**WHAT YOU SHOULD DO:**
What is the number of lines in the data holding the word "JSON"? Give that number by itself.

**RECORDS:**
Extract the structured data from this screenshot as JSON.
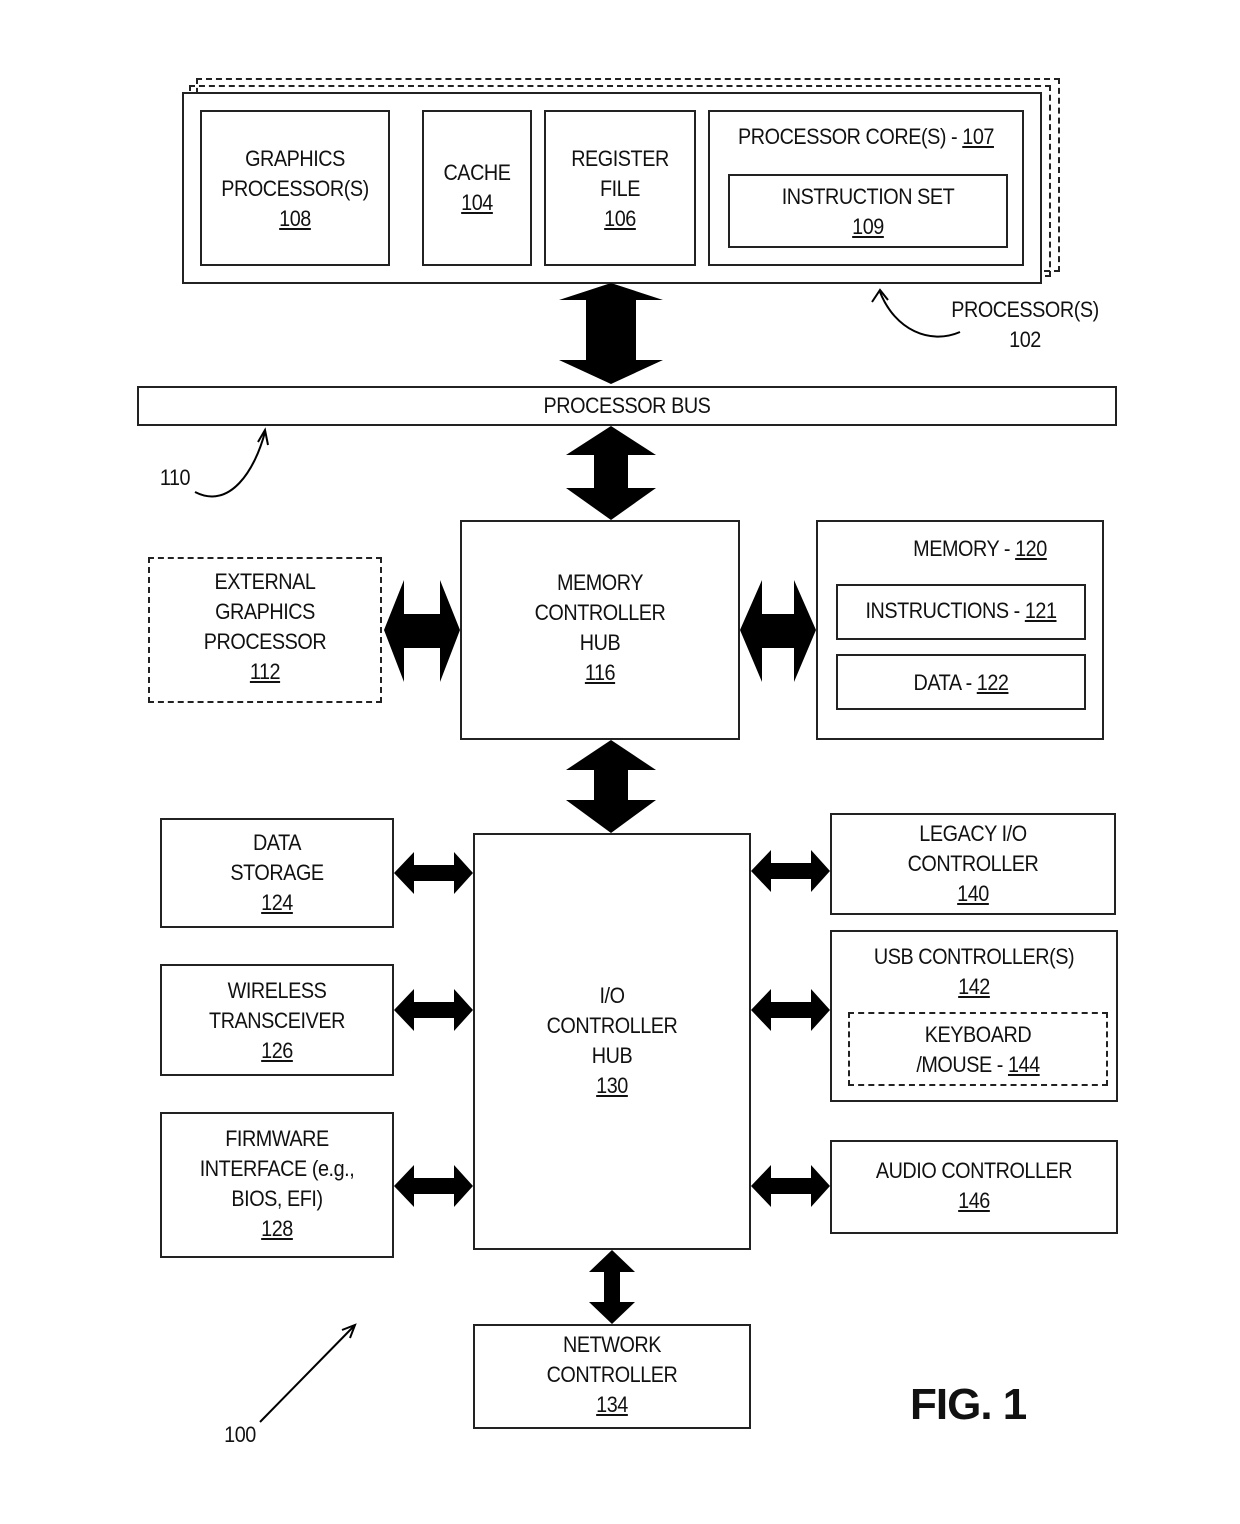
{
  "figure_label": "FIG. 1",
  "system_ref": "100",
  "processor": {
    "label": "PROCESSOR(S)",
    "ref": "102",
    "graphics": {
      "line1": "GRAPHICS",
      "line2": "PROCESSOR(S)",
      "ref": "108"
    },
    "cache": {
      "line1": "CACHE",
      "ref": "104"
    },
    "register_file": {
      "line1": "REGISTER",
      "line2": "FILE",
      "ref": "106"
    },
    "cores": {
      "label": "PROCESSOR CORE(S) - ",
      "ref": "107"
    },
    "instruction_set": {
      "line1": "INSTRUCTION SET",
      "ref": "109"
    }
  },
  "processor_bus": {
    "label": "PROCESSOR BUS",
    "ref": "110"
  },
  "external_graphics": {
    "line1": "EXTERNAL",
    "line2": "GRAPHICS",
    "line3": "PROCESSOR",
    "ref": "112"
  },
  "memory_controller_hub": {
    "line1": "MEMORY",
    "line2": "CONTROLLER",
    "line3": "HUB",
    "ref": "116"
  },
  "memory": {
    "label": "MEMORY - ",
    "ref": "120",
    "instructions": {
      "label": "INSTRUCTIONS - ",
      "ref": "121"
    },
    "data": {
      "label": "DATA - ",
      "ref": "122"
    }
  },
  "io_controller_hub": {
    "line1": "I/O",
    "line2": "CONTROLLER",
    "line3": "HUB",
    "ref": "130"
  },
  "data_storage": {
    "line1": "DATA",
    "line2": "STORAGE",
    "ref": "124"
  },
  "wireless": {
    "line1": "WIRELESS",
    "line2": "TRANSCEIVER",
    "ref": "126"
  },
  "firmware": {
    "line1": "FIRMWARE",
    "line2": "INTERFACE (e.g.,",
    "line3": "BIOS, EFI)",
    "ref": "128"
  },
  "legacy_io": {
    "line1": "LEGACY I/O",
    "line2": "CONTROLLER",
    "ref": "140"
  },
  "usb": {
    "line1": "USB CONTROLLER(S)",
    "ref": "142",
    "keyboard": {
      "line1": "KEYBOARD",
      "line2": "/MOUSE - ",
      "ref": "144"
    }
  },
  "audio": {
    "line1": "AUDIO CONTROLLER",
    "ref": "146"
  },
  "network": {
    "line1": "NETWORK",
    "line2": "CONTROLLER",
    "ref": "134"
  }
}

---

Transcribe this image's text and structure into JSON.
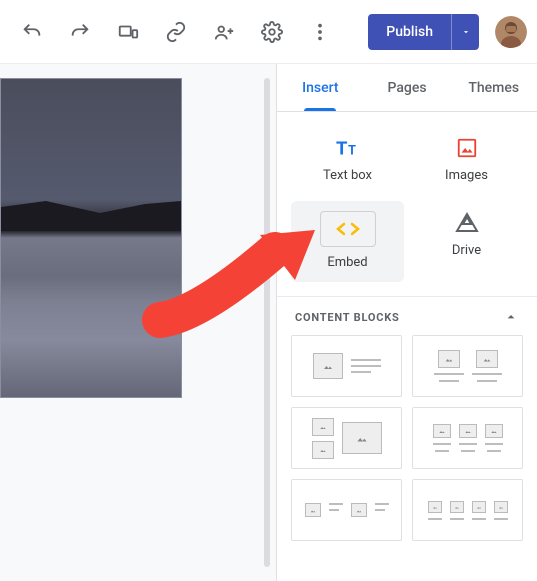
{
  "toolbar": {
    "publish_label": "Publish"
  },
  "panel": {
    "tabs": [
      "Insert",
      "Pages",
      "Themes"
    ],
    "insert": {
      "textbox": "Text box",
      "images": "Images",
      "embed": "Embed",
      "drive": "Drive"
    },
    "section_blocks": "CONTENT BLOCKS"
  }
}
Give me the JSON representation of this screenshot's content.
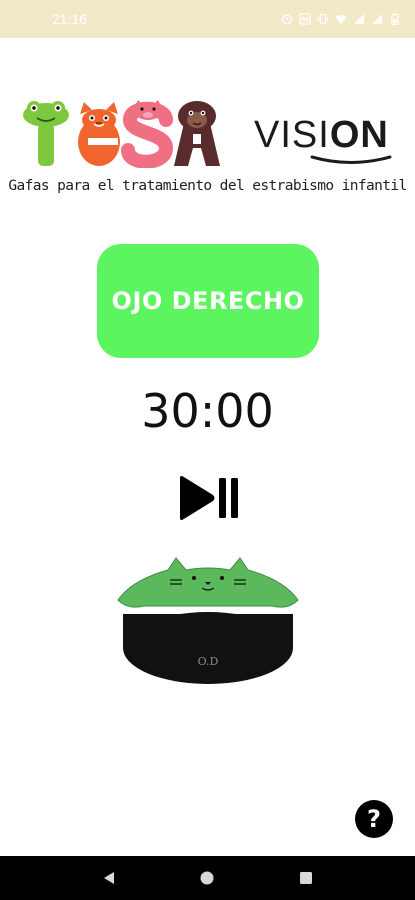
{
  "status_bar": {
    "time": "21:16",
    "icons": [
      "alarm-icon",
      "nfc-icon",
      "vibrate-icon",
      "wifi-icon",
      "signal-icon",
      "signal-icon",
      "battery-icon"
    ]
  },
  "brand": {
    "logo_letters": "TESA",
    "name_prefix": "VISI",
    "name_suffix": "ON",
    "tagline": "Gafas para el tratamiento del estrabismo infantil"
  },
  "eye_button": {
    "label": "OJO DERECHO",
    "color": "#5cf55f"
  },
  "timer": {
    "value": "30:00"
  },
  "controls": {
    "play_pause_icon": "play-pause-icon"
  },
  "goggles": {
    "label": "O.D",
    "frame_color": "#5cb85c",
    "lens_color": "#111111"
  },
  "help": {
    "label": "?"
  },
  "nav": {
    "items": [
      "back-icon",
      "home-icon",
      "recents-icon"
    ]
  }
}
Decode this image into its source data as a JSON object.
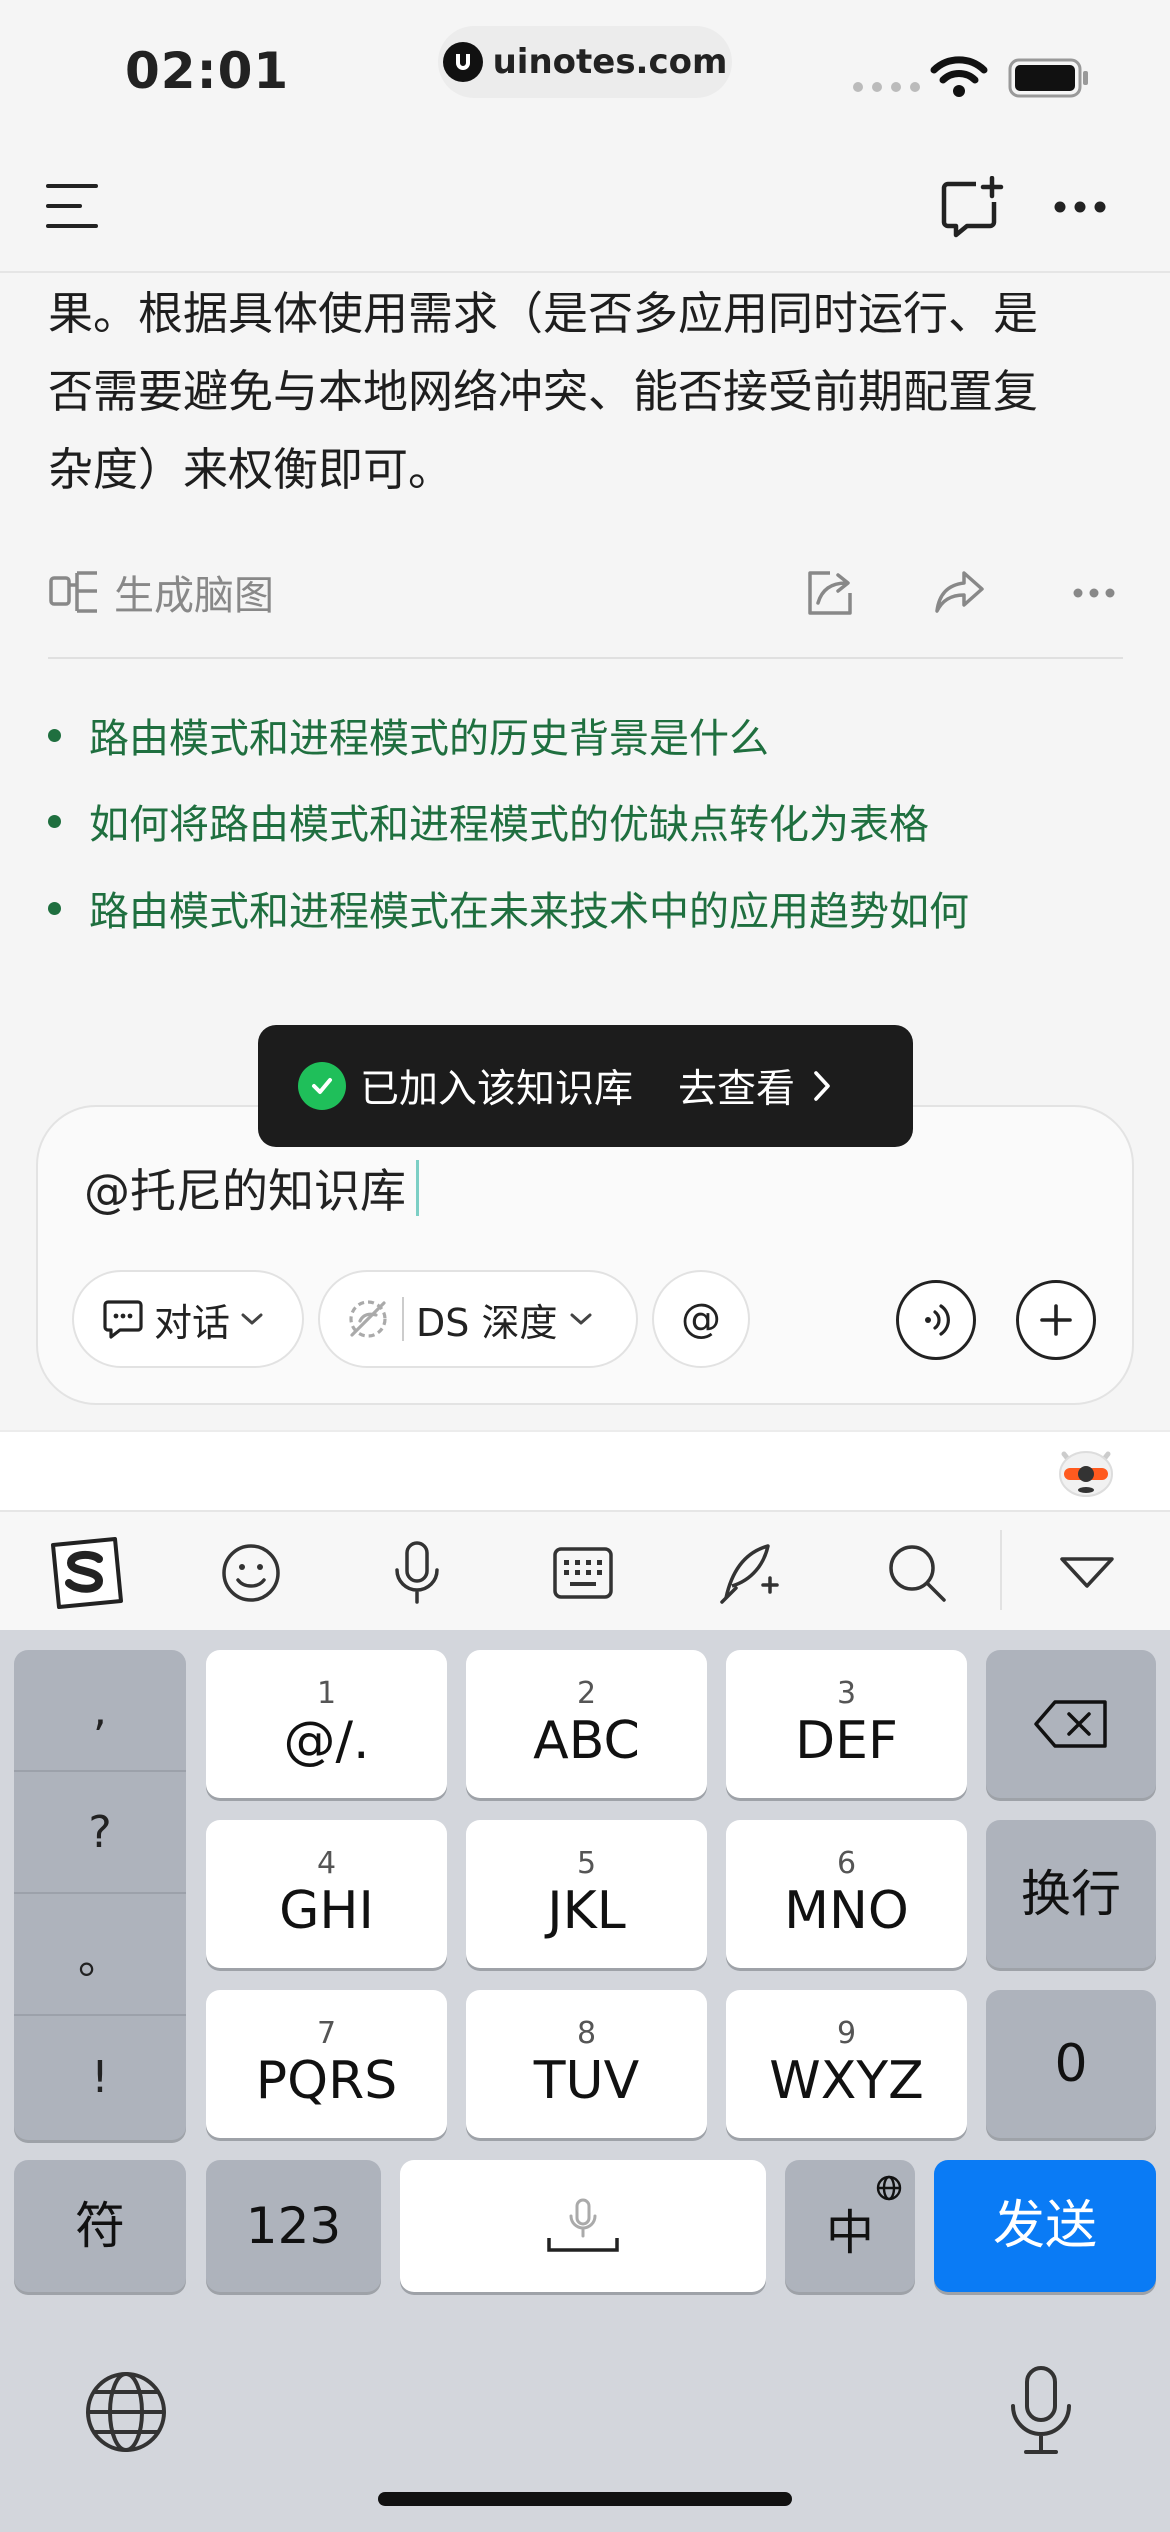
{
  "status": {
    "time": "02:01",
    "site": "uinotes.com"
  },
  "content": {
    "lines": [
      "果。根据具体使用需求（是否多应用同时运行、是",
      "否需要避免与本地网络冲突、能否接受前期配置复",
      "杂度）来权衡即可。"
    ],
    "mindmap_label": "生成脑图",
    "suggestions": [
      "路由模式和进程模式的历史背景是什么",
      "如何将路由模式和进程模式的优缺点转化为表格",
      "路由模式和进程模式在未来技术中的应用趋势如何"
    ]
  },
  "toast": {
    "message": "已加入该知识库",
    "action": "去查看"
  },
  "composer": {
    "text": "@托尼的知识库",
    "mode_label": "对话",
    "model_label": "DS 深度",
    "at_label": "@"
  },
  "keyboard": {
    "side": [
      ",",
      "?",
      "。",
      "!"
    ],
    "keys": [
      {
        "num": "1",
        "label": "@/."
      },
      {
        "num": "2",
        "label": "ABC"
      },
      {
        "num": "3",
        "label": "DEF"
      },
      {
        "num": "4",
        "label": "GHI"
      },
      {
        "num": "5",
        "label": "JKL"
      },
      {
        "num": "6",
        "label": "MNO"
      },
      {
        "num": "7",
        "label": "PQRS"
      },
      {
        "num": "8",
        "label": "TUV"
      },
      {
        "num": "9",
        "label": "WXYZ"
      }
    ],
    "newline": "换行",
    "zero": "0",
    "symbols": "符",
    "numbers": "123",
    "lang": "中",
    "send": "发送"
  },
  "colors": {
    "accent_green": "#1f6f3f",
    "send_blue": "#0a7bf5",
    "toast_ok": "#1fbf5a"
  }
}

**ANSWER TO THIS TASK:**
4